-------- Data in this exercise --------

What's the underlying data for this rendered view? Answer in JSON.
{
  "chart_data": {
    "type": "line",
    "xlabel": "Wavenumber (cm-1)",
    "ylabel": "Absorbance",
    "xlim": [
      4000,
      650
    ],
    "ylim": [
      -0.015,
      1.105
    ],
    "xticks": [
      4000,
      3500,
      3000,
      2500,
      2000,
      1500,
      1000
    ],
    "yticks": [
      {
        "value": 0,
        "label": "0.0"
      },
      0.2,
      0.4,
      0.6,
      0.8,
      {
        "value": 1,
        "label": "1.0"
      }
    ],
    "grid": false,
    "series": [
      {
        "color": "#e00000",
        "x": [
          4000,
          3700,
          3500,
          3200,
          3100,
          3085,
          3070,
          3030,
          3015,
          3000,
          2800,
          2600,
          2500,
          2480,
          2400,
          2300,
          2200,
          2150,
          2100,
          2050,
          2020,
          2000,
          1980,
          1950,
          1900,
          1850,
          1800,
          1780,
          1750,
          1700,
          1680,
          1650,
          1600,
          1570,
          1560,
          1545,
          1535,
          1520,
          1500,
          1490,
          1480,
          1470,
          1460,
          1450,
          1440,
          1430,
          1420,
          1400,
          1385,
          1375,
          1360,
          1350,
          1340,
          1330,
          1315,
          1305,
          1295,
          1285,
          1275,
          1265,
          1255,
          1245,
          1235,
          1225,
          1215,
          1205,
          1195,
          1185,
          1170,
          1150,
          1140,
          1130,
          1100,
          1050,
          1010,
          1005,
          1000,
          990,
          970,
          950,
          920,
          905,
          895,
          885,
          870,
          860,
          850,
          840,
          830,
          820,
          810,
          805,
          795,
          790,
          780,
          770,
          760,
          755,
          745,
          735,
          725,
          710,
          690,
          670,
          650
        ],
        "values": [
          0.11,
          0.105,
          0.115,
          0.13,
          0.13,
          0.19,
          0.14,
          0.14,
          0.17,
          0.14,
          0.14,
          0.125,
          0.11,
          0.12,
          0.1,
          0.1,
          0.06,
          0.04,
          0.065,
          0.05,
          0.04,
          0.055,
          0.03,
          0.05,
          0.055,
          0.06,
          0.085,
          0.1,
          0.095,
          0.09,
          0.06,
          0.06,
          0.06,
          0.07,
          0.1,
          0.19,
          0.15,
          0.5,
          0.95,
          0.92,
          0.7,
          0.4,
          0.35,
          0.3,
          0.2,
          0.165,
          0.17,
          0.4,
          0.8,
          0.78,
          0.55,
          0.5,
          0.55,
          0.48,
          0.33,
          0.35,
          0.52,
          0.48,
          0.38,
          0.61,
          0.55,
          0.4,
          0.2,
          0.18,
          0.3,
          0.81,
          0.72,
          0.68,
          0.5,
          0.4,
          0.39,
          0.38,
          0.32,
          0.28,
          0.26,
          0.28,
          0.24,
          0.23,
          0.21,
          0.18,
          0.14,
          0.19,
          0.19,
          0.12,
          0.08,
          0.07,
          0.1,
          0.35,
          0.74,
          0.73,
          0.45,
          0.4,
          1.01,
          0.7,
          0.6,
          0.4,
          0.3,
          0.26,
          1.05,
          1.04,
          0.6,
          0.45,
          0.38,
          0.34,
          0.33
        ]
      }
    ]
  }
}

--------

[The task]
Extract the full listing above without altering anything.

[Full solution]
What's the underlying data for this rendered view? Answer in JSON.
{
  "chart_data": {
    "type": "line",
    "xlabel": "Wavenumber (cm-1)",
    "ylabel": "Absorbance",
    "xlim": [
      4000,
      650
    ],
    "ylim": [
      -0.015,
      1.105
    ],
    "xticks": [
      4000,
      3500,
      3000,
      2500,
      2000,
      1500,
      1000
    ],
    "yticks": [
      {
        "value": 0,
        "label": "0.0"
      },
      0.2,
      0.4,
      0.6,
      0.8,
      {
        "value": 1,
        "label": "1.0"
      }
    ],
    "grid": false,
    "series": [
      {
        "color": "#e00000",
        "x": [
          4000,
          3700,
          3500,
          3200,
          3100,
          3085,
          3070,
          3030,
          3015,
          3000,
          2800,
          2600,
          2500,
          2480,
          2400,
          2300,
          2200,
          2150,
          2100,
          2050,
          2020,
          2000,
          1980,
          1950,
          1900,
          1850,
          1800,
          1780,
          1750,
          1700,
          1680,
          1650,
          1600,
          1570,
          1560,
          1545,
          1535,
          1520,
          1500,
          1490,
          1480,
          1470,
          1460,
          1450,
          1440,
          1430,
          1420,
          1400,
          1385,
          1375,
          1360,
          1350,
          1340,
          1330,
          1315,
          1305,
          1295,
          1285,
          1275,
          1265,
          1255,
          1245,
          1235,
          1225,
          1215,
          1205,
          1195,
          1185,
          1170,
          1150,
          1140,
          1130,
          1100,
          1050,
          1010,
          1005,
          1000,
          990,
          970,
          950,
          920,
          905,
          895,
          885,
          870,
          860,
          850,
          840,
          830,
          820,
          810,
          805,
          795,
          790,
          780,
          770,
          760,
          755,
          745,
          735,
          725,
          710,
          690,
          670,
          650
        ],
        "values": [
          0.11,
          0.105,
          0.115,
          0.13,
          0.13,
          0.19,
          0.14,
          0.14,
          0.17,
          0.14,
          0.14,
          0.125,
          0.11,
          0.12,
          0.1,
          0.1,
          0.06,
          0.04,
          0.065,
          0.05,
          0.04,
          0.055,
          0.03,
          0.05,
          0.055,
          0.06,
          0.085,
          0.1,
          0.095,
          0.09,
          0.06,
          0.06,
          0.06,
          0.07,
          0.1,
          0.19,
          0.15,
          0.5,
          0.95,
          0.92,
          0.7,
          0.4,
          0.35,
          0.3,
          0.2,
          0.165,
          0.17,
          0.4,
          0.8,
          0.78,
          0.55,
          0.5,
          0.55,
          0.48,
          0.33,
          0.35,
          0.52,
          0.48,
          0.38,
          0.61,
          0.55,
          0.4,
          0.2,
          0.18,
          0.3,
          0.81,
          0.72,
          0.68,
          0.5,
          0.4,
          0.39,
          0.38,
          0.32,
          0.28,
          0.26,
          0.28,
          0.24,
          0.23,
          0.21,
          0.18,
          0.14,
          0.19,
          0.19,
          0.12,
          0.08,
          0.07,
          0.1,
          0.35,
          0.74,
          0.73,
          0.45,
          0.4,
          1.01,
          0.7,
          0.6,
          0.4,
          0.3,
          0.26,
          1.05,
          1.04,
          0.6,
          0.45,
          0.38,
          0.34,
          0.33
        ]
      }
    ]
  }
}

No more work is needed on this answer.